Collection entries
________________
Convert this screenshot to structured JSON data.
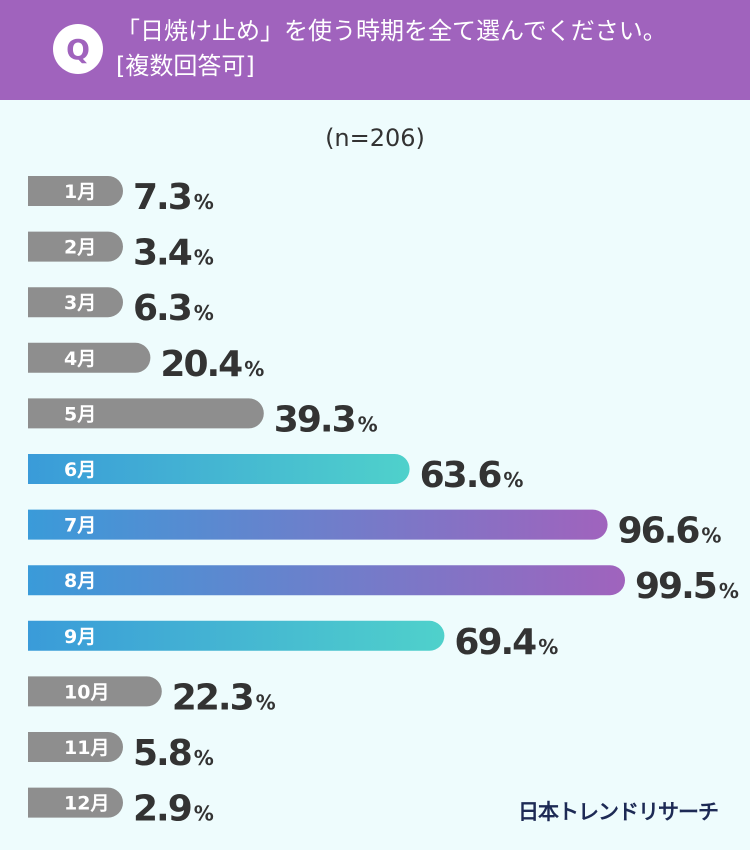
{
  "question": {
    "badge": "Q",
    "line1": "「日焼け止め」を使う時期を全て選んでください。",
    "line2": "[複数回答可]"
  },
  "sample_label": "(n=206)",
  "brand": "日本トレンドリサーチ",
  "colors": {
    "header": "#a063bd",
    "background": "#eefcfd",
    "bar_default": "#8e8e8e",
    "bar_highlight_start": "#3a9bd9",
    "bar_highlight_teal": "#4fd1cb",
    "bar_highlight_purple": "#a063bd",
    "value_text": "#333333"
  },
  "chart_data": {
    "type": "bar",
    "orientation": "horizontal",
    "unit": "%",
    "categories": [
      "1月",
      "2月",
      "3月",
      "4月",
      "5月",
      "6月",
      "7月",
      "8月",
      "9月",
      "10月",
      "11月",
      "12月"
    ],
    "values": [
      7.3,
      3.4,
      6.3,
      20.4,
      39.3,
      63.6,
      96.6,
      99.5,
      69.4,
      22.3,
      5.8,
      2.9
    ],
    "value_labels": [
      "7.3",
      "3.4",
      "6.3",
      "20.4",
      "39.3",
      "63.6",
      "96.6",
      "99.5",
      "69.4",
      "22.3",
      "5.8",
      "2.9"
    ],
    "highlight": [
      "none",
      "none",
      "none",
      "none",
      "none",
      "teal",
      "purple",
      "purple",
      "teal",
      "none",
      "none",
      "none"
    ],
    "xlim": [
      0,
      100
    ],
    "grid": false,
    "legend": "none"
  }
}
________________
_WRITTEN INSTRUCTION_. What comes back should match the records exactly, minus any pictures.

_RESPONSE TO THE TASK_.
Convert this screenshot to structured JSON data.
{
  "question": {
    "badge": "Q",
    "line1": "「日焼け止め」を使う時期を全て選んでください。",
    "line2": "[複数回答可]"
  },
  "sample_label": "(n=206)",
  "brand": "日本トレンドリサーチ",
  "colors": {
    "header": "#a063bd",
    "background": "#eefcfd",
    "bar_default": "#8e8e8e",
    "bar_highlight_start": "#3a9bd9",
    "bar_highlight_teal": "#4fd1cb",
    "bar_highlight_purple": "#a063bd",
    "value_text": "#333333"
  },
  "chart_data": {
    "type": "bar",
    "orientation": "horizontal",
    "unit": "%",
    "categories": [
      "1月",
      "2月",
      "3月",
      "4月",
      "5月",
      "6月",
      "7月",
      "8月",
      "9月",
      "10月",
      "11月",
      "12月"
    ],
    "values": [
      7.3,
      3.4,
      6.3,
      20.4,
      39.3,
      63.6,
      96.6,
      99.5,
      69.4,
      22.3,
      5.8,
      2.9
    ],
    "value_labels": [
      "7.3",
      "3.4",
      "6.3",
      "20.4",
      "39.3",
      "63.6",
      "96.6",
      "99.5",
      "69.4",
      "22.3",
      "5.8",
      "2.9"
    ],
    "highlight": [
      "none",
      "none",
      "none",
      "none",
      "none",
      "teal",
      "purple",
      "purple",
      "teal",
      "none",
      "none",
      "none"
    ],
    "xlim": [
      0,
      100
    ],
    "grid": false,
    "legend": "none"
  }
}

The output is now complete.